Dataset records:
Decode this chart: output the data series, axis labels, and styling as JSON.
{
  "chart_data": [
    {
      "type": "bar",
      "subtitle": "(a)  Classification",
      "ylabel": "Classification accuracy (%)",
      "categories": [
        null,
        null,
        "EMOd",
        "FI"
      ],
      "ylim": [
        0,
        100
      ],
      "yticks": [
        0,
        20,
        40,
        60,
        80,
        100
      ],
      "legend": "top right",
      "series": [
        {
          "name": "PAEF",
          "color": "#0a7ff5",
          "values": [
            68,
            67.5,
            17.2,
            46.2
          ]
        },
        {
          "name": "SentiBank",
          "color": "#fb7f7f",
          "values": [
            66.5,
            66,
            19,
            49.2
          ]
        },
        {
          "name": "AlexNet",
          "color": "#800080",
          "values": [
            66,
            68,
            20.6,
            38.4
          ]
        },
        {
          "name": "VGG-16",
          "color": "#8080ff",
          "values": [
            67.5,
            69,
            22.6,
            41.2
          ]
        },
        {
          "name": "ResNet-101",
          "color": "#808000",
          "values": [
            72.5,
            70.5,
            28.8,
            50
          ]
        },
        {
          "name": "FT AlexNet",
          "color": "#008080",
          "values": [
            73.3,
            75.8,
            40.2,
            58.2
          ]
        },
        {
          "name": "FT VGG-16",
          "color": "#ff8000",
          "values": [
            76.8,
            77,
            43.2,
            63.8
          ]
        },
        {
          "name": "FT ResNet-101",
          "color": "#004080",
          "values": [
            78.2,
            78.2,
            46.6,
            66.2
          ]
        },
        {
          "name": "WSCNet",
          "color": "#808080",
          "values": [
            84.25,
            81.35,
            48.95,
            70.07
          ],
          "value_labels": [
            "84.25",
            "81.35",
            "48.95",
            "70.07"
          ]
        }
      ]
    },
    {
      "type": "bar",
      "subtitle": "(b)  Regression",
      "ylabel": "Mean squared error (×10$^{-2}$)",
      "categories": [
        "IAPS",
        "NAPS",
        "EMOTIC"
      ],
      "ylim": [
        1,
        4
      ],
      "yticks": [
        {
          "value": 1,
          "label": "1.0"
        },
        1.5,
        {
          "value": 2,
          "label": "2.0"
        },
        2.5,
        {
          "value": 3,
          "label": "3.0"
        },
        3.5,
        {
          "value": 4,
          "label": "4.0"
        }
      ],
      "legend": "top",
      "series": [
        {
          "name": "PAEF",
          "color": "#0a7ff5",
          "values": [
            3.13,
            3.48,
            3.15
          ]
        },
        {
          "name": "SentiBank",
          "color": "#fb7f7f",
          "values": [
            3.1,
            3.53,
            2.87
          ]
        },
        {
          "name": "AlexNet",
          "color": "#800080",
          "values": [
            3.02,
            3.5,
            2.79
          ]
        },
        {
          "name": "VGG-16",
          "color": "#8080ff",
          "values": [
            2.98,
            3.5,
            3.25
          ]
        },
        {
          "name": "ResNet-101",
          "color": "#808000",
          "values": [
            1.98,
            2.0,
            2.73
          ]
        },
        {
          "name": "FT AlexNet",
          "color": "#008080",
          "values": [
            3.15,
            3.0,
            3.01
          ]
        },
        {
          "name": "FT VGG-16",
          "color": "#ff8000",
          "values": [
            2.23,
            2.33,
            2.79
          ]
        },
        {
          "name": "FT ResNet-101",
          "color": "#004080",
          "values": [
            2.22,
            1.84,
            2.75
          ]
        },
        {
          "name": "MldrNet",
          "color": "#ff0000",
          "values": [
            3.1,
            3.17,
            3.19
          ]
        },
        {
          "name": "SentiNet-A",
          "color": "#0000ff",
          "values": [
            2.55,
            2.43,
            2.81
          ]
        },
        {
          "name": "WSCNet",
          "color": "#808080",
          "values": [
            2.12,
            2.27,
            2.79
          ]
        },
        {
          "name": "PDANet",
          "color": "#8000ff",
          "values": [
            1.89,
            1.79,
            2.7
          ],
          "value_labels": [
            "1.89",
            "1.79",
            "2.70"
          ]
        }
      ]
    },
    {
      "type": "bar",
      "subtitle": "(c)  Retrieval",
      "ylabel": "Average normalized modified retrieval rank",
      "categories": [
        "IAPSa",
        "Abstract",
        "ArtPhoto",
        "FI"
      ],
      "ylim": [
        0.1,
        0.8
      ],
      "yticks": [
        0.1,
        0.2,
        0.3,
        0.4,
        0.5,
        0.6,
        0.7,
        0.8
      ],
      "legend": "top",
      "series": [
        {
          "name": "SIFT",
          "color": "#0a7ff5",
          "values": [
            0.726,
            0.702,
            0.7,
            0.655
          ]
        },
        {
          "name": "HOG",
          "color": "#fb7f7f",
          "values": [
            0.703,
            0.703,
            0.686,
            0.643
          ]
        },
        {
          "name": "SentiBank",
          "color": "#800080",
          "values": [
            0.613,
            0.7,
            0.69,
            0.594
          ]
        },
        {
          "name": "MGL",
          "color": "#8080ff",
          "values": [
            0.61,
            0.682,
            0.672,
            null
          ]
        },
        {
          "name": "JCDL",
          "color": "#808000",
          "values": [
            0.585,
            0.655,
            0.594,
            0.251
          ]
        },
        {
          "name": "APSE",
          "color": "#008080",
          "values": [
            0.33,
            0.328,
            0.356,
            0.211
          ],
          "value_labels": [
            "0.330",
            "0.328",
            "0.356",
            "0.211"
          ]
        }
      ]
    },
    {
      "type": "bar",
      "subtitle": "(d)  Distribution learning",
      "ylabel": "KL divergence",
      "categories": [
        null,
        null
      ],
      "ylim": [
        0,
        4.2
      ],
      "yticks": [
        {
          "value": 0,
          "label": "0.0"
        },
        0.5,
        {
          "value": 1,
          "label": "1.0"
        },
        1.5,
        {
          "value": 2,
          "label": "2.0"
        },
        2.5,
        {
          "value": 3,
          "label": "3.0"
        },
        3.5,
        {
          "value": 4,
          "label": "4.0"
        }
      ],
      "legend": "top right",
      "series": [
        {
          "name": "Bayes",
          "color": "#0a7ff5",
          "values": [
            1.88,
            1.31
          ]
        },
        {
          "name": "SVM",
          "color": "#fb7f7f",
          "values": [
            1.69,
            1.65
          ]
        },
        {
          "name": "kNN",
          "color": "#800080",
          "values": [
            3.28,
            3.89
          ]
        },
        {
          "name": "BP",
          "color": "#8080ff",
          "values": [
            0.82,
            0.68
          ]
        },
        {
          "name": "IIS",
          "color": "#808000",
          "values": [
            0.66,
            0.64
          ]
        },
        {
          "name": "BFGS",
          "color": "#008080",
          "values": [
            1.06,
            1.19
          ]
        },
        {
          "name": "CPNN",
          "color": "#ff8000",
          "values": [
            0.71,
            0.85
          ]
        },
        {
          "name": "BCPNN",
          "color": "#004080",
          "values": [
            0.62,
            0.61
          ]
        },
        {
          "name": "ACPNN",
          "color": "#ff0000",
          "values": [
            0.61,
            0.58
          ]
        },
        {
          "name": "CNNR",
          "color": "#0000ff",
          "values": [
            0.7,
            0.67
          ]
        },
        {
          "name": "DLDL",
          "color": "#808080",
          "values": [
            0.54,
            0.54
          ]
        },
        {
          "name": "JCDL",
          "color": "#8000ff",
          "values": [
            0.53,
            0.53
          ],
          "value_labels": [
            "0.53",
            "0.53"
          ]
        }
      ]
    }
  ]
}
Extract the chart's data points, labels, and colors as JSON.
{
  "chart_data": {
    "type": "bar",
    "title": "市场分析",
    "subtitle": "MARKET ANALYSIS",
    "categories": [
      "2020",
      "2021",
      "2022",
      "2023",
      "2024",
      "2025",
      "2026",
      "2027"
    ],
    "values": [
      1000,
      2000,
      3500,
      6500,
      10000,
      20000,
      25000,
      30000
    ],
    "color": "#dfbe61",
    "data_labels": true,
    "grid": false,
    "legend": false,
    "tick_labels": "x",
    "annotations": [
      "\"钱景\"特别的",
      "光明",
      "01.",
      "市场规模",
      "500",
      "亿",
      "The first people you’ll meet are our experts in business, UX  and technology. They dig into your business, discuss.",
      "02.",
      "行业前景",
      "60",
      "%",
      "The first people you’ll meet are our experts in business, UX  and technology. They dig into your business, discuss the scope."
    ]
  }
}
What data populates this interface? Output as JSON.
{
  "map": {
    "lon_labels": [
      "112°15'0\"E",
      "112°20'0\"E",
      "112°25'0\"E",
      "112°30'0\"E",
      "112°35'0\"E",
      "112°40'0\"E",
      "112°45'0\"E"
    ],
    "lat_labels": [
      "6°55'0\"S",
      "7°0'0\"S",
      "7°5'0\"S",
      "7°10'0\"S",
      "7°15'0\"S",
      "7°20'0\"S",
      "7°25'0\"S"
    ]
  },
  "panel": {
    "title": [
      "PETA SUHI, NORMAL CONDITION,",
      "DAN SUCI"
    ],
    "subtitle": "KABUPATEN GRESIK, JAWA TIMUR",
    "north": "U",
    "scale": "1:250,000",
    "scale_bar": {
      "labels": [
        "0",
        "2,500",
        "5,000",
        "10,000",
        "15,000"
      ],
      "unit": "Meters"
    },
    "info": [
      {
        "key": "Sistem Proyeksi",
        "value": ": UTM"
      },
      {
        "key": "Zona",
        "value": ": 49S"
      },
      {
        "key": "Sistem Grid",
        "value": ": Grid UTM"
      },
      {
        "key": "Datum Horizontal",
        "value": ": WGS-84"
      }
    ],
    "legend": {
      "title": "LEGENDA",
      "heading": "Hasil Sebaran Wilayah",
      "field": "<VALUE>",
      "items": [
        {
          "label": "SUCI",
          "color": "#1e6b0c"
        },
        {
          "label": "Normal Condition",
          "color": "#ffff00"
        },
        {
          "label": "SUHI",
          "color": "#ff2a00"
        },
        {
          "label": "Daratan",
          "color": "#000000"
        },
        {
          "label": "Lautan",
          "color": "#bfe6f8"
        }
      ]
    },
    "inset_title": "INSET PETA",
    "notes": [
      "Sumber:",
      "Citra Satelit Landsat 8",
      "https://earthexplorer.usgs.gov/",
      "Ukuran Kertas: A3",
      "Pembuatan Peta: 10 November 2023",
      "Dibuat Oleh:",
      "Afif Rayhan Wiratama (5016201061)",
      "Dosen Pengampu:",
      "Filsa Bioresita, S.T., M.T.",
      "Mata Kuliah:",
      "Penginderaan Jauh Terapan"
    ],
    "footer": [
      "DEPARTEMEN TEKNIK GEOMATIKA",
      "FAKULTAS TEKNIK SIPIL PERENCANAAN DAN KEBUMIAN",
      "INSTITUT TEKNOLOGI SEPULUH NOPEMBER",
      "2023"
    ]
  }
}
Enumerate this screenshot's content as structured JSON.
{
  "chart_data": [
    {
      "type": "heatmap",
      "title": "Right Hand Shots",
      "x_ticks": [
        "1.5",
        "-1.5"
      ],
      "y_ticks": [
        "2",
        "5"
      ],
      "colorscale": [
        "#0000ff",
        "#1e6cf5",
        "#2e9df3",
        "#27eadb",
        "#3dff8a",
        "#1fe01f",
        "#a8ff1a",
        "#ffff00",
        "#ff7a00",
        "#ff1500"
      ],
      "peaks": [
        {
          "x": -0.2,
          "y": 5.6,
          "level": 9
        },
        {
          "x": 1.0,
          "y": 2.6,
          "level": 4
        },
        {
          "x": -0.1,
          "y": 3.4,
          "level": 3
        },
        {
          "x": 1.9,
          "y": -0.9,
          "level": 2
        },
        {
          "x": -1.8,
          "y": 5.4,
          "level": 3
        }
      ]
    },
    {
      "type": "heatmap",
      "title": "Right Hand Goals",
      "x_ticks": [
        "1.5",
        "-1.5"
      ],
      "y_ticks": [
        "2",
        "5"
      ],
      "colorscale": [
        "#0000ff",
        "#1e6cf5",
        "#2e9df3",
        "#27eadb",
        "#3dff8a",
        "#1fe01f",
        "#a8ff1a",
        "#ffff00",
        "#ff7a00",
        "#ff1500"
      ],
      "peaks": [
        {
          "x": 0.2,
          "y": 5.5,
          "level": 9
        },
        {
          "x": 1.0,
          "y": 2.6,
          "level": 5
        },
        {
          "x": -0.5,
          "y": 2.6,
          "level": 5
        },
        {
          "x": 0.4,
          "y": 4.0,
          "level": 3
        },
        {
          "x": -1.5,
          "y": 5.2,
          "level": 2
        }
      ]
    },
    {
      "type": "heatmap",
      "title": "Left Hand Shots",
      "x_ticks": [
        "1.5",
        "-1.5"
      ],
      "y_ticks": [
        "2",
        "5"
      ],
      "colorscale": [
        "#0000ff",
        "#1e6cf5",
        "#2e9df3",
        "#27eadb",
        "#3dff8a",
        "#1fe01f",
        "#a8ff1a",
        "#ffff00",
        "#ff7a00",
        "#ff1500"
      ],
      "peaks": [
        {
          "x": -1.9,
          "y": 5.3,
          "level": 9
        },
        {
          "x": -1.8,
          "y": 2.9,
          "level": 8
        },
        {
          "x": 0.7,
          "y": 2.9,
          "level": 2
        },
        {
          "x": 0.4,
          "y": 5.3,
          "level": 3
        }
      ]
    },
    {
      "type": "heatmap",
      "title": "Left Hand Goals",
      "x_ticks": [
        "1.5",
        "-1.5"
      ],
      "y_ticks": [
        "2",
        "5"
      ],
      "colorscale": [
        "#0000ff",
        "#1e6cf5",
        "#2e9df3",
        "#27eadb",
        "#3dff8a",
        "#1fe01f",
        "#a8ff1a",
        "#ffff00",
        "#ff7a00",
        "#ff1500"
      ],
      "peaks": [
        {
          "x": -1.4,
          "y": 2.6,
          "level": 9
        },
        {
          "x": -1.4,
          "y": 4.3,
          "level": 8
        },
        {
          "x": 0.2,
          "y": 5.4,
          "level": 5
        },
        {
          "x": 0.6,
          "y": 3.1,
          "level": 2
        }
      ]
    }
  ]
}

> AIM
Which lines contain the word "Shots"? Copy each one.

> RESULT OF THE EXERCISE
      "title": "Right Hand Shots",
      "title": "Left Hand Shots",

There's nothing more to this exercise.